* begin Records supplied *

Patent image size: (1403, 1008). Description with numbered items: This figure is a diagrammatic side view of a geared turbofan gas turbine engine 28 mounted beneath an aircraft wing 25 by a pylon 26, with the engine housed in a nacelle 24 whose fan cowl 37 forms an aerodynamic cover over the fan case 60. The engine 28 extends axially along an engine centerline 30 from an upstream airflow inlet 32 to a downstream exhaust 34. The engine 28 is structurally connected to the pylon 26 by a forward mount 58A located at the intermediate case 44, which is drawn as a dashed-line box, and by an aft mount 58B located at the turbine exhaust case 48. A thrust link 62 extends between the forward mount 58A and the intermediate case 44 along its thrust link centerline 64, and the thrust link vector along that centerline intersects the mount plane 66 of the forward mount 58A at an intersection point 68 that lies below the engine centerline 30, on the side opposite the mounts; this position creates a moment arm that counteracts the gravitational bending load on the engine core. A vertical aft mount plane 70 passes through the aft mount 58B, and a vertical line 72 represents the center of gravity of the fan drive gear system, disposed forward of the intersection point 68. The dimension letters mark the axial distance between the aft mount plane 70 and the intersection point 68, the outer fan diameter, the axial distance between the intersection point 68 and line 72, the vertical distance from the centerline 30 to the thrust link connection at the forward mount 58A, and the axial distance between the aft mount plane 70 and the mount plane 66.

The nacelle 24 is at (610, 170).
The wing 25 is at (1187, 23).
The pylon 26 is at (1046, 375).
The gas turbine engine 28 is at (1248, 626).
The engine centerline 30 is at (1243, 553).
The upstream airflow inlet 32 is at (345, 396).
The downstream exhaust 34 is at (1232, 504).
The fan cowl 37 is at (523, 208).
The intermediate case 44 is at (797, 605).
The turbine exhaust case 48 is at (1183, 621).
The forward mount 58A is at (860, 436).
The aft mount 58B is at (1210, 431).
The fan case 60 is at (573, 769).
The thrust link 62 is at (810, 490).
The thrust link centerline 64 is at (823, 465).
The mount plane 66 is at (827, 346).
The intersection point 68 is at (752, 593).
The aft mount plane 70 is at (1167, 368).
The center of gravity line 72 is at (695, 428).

* end Records supplied *

## [Your instructions]
Can you print the whole listing above line for line, with no changes at all?

## [Right answer]
Patent image size: (1403, 1008). Description with numbered items: This figure is a diagrammatic side view of a geared turbofan gas turbine engine 28 mounted beneath an aircraft wing 25 by a pylon 26, with the engine housed in a nacelle 24 whose fan cowl 37 forms an aerodynamic cover over the fan case 60. The engine 28 extends axially along an engine centerline 30 from an upstream airflow inlet 32 to a downstream exhaust 34. The engine 28 is structurally connected to the pylon 26 by a forward mount 58A located at the intermediate case 44, which is drawn as a dashed-line box, and by an aft mount 58B located at the turbine exhaust case 48. A thrust link 62 extends between the forward mount 58A and the intermediate case 44 along its thrust link centerline 64, and the thrust link vector along that centerline intersects the mount plane 66 of the forward mount 58A at an intersection point 68 that lies below the engine centerline 30, on the side opposite the mounts; this position creates a moment arm that counteracts the gravitational bending load on the engine core. A vertical aft mount plane 70 passes through the aft mount 58B, and a vertical line 72 represents the center of gravity of the fan drive gear system, disposed forward of the intersection point 68. The dimension letters mark the axial distance between the aft mount plane 70 and the intersection point 68, the outer fan diameter, the axial distance between the intersection point 68 and line 72, the vertical distance from the centerline 30 to the thrust link connection at the forward mount 58A, and the axial distance between the aft mount plane 70 and the mount plane 66.

The nacelle 24 is at (610, 170).
The wing 25 is at (1187, 23).
The pylon 26 is at (1046, 375).
The gas turbine engine 28 is at (1248, 626).
The engine centerline 30 is at (1243, 553).
The upstream airflow inlet 32 is at (345, 396).
The downstream exhaust 34 is at (1232, 504).
The fan cowl 37 is at (523, 208).
The intermediate case 44 is at (797, 605).
The turbine exhaust case 48 is at (1183, 621).
The forward mount 58A is at (860, 436).
The aft mount 58B is at (1210, 431).
The fan case 60 is at (573, 769).
The thrust link 62 is at (810, 490).
The thrust link centerline 64 is at (823, 465).
The mount plane 66 is at (827, 346).
The intersection point 68 is at (752, 593).
The aft mount plane 70 is at (1167, 368).
The center of gravity line 72 is at (695, 428).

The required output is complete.